START Given data

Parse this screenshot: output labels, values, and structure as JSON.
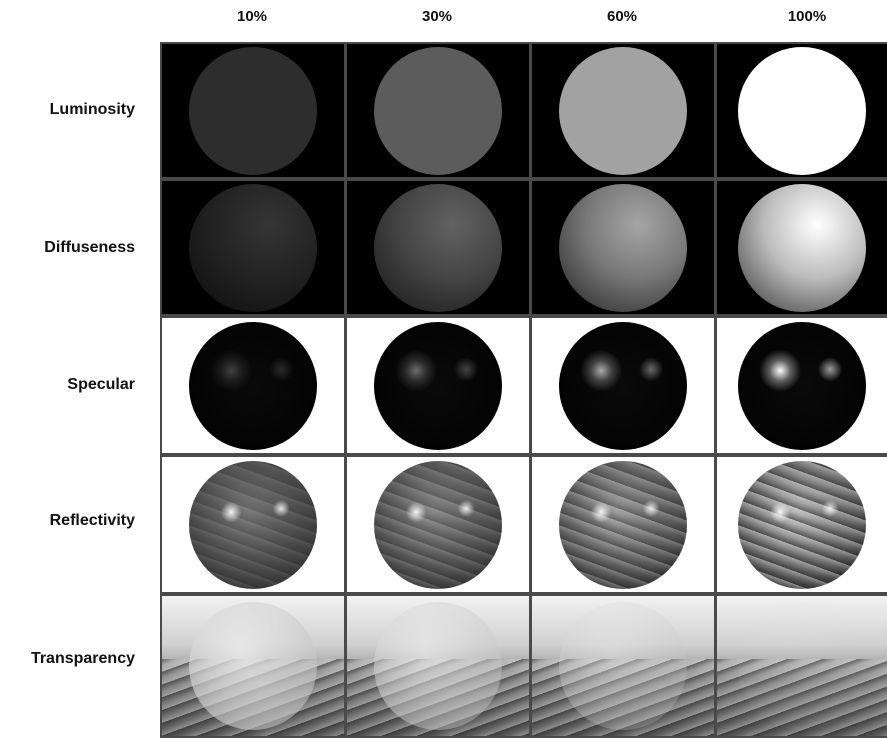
{
  "columns": [
    "10%",
    "30%",
    "60%",
    "100%"
  ],
  "rows": [
    {
      "label": "Luminosity",
      "cell_background": "#000000"
    },
    {
      "label": "Diffuseness",
      "cell_background": "#000000"
    },
    {
      "label": "Specular",
      "cell_background": "#ffffff"
    },
    {
      "label": "Reflectivity",
      "cell_background": "#ffffff"
    },
    {
      "label": "Transparency",
      "cell_background": "#dcdcdc"
    }
  ],
  "levels": [
    0.1,
    0.3,
    0.6,
    1.0
  ],
  "colors": {
    "grid_border": "#4a4a4a",
    "text": "#111111"
  }
}
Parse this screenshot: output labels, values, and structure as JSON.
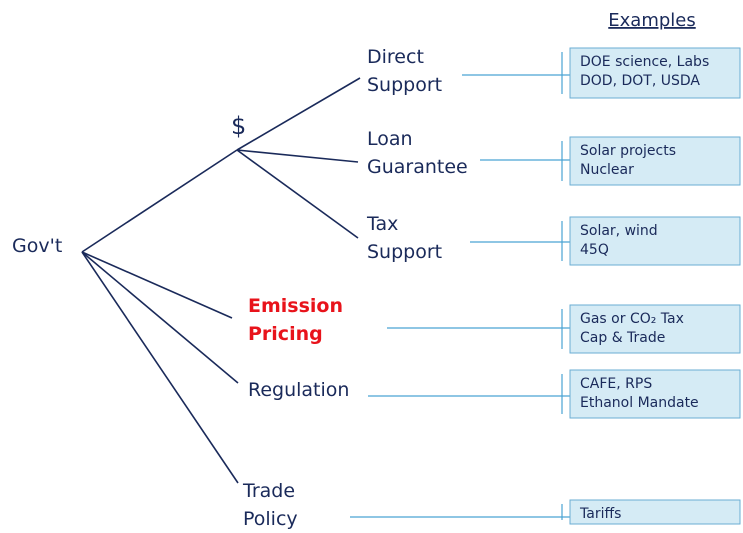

END Given data

__Problem__
Without the pictures, transcribe the listing above exactly.

__Correct result__
Parse this screenshot: output labels, values, and structure as JSON.
{
  "columns": [
    "10%",
    "30%",
    "60%",
    "100%"
  ],
  "rows": [
    {
      "label": "Luminosity",
      "cell_background": "#000000"
    },
    {
      "label": "Diffuseness",
      "cell_background": "#000000"
    },
    {
      "label": "Specular",
      "cell_background": "#ffffff"
    },
    {
      "label": "Reflectivity",
      "cell_background": "#ffffff"
    },
    {
      "label": "Transparency",
      "cell_background": "#dcdcdc"
    }
  ],
  "levels": [
    0.1,
    0.3,
    0.6,
    1.0
  ],
  "colors": {
    "grid_border": "#4a4a4a",
    "text": "#111111"
  }
}
Parse this screenshot: output labels, values, and structure as JSON.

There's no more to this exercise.